Use bulk executor Java library to perform bulk operations on Azure Cosmos DB data

This tutorial provides instructions on using the Azure Cosmos DB’s bulk executor Java library to import, and update Azure Cosmos DB documents. To learn about bulk executor library and how it helps you leverage massive throughput and storage, see bulk executor Library overview article. In this tutorial, you build a Java application that generates random documents and they are bulk imported into an Azure Cosmos DB container. After importing, you will bulk update some properties of a document.

Currently, bulk executor library is supported by Azure Cosmos DB SQL API and Gremlin API accounts only. This article describes how to use bulk executor .NET library with SQL API accounts. To learn about using bulk executor .NET library with Gremlin API, see perform bulk operations in Azure Cosmos DB Gremlin API.

Prerequisites

Clone the sample application

Now let's switch to working with code by downloading a sample Java application from GitHub. This application performs bulk operations on Azure Cosmos DB data. To clone the application, open a command prompt, navigate to the directory where you want to copy the application and run the following command:

 git clone https://github.com/Azure/azure-cosmosdb-bulkexecutor-java-getting-started.git 

The cloned repository contains two samples "bulkimport" and "bulkupdate" relative to the "\azure-cosmosdb-bulkexecutor-java-getting-started\samples\bulkexecutor-sample\src\main\java\com\microsoft\azure\cosmosdb\bulkexecutor" folder. The "bulkimport" application generates random documents and imports them to Azure Cosmos DB. The "bulkupdate" application updates some documents in Azure Cosmos DB. In the next sections, we will review the code in each of these sample apps.

= = =

Given task a: Output these record lines unchanged, starting with the line containing "plus-icon: [795, 494, 805, 504]" and continuing through the line containing "580, 658, 631]".

= = =

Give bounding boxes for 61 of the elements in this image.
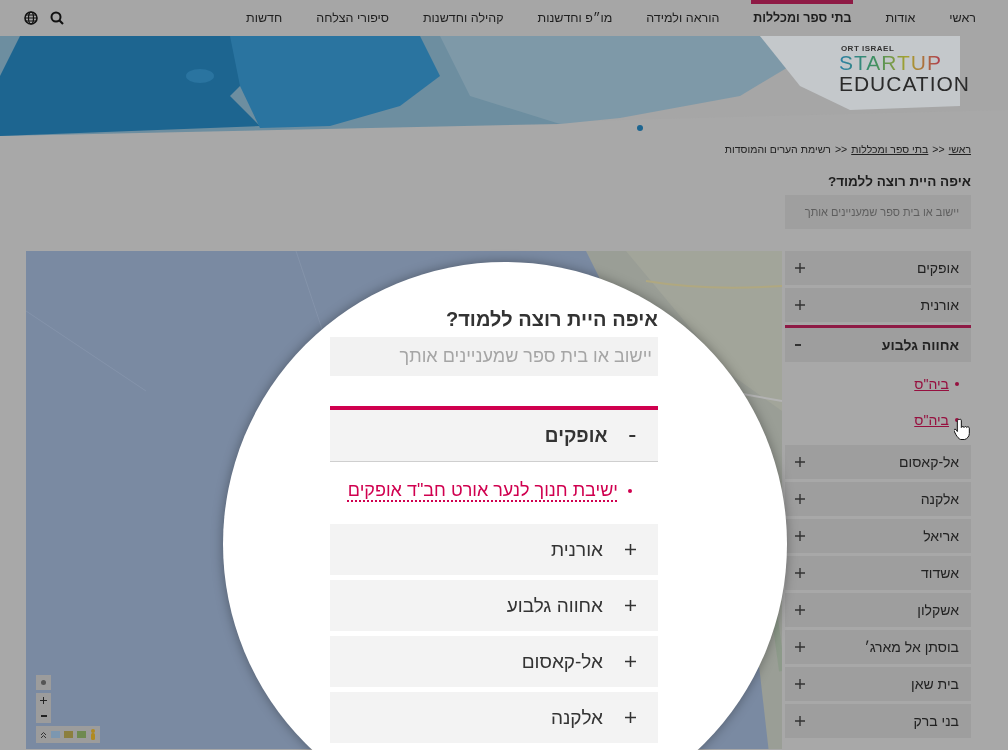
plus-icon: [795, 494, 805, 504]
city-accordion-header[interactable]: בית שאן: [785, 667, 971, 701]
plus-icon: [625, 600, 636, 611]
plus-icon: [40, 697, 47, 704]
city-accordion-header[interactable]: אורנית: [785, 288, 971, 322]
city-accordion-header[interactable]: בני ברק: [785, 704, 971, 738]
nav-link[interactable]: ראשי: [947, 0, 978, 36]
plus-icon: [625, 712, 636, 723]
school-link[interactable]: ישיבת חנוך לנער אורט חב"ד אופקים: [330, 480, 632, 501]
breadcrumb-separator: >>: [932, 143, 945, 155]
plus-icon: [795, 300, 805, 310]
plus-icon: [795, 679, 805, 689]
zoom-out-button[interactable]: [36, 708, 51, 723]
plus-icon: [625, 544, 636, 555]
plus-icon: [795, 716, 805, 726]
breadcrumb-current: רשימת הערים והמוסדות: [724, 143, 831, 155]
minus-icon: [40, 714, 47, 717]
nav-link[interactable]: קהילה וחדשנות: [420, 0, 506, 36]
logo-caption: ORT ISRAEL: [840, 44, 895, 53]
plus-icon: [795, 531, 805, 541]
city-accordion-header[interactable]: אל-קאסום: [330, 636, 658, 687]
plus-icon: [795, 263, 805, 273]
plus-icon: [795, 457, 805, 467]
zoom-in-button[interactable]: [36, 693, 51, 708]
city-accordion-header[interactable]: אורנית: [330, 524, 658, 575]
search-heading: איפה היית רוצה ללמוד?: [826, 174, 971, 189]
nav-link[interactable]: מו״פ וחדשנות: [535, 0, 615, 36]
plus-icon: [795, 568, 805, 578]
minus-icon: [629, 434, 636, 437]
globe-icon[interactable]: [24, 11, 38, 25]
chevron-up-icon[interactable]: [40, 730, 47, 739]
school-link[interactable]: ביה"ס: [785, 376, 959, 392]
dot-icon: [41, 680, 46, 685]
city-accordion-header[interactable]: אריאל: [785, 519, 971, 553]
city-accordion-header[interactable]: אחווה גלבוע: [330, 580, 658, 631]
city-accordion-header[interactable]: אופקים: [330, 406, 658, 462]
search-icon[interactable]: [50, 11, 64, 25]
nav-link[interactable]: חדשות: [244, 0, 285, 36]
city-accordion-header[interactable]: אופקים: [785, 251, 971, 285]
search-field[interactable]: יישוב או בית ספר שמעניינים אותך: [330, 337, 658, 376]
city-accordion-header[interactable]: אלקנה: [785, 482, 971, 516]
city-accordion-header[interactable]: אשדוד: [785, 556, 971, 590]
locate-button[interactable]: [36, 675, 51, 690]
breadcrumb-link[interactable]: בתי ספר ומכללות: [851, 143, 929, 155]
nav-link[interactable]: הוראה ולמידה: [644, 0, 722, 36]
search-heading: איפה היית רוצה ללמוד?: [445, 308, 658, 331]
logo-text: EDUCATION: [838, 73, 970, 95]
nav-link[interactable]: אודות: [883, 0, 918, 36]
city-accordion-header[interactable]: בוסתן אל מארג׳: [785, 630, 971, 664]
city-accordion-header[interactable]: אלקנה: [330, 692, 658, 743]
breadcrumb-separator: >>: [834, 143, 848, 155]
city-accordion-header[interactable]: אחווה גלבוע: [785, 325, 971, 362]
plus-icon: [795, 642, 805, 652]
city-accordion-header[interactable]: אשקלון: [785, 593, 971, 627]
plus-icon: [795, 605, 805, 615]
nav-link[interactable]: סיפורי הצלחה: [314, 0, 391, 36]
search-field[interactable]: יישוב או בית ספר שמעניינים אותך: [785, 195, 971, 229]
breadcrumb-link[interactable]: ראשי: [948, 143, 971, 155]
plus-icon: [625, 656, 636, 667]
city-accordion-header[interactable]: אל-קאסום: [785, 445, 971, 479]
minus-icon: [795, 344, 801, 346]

= = =

Given task b: List the steps the bulk executor tutorial gives for cloning the sample application.

Task solution a:
plus-icon: [795, 494, 805, 504]
city-accordion-header[interactable]: בית שאן: [785, 667, 971, 701]
plus-icon: [625, 600, 636, 611]
plus-icon: [40, 697, 47, 704]
city-accordion-header[interactable]: אורנית: [785, 288, 971, 322]
city-accordion-header[interactable]: בני ברק: [785, 704, 971, 738]
nav-link[interactable]: ראשי: [947, 0, 978, 36]
plus-icon: [625, 712, 636, 723]
school-link[interactable]: ישיבת חנוך לנער אורט חב"ד אופקים: [330, 480, 632, 501]
breadcrumb-separator: >>: [932, 143, 945, 155]
plus-icon: [795, 300, 805, 310]
plus-icon: [795, 679, 805, 689]
zoom-out-button[interactable]: [36, 708, 51, 723]
plus-icon: [625, 544, 636, 555]
plus-icon: [795, 716, 805, 726]
breadcrumb-current: רשימת הערים והמוסדות: [724, 143, 831, 155]
minus-icon: [40, 714, 47, 717]
nav-link[interactable]: קהילה וחדשנות: [420, 0, 506, 36]
logo-caption: ORT ISRAEL: [840, 44, 895, 53]
plus-icon: [795, 531, 805, 541]
city-accordion-header[interactable]: אל-קאסום: [330, 636, 658, 687]
plus-icon: [795, 263, 805, 273]
plus-icon: [795, 457, 805, 467]
zoom-in-button[interactable]: [36, 693, 51, 708]
city-accordion-header[interactable]: אורנית: [330, 524, 658, 575]
search-heading: איפה היית רוצה ללמוד?: [826, 174, 971, 189]
nav-link[interactable]: מו״פ וחדשנות: [535, 0, 615, 36]
plus-icon: [795, 568, 805, 578]
minus-icon: [629, 434, 636, 437]
globe-icon[interactable]: [24, 11, 38, 25]
chevron-up-icon[interactable]: [40, 730, 47, 739]
school-link[interactable]: ביה"ס: [785, 376, 959, 392]
dot-icon: [41, 680, 46, 685]
city-accordion-header[interactable]: אריאל: [785, 519, 971, 553]
city-accordion-header[interactable]: אחווה גלבוע: [330, 580, 658, 631]

Task solution b:
1. Open a command prompt.
2. Navigate to the directory where you want to copy the application.
3. Run the following command: git clone https://github.com/Azure/azure-cosmosdb-bulkexecutor-java-getting-started.git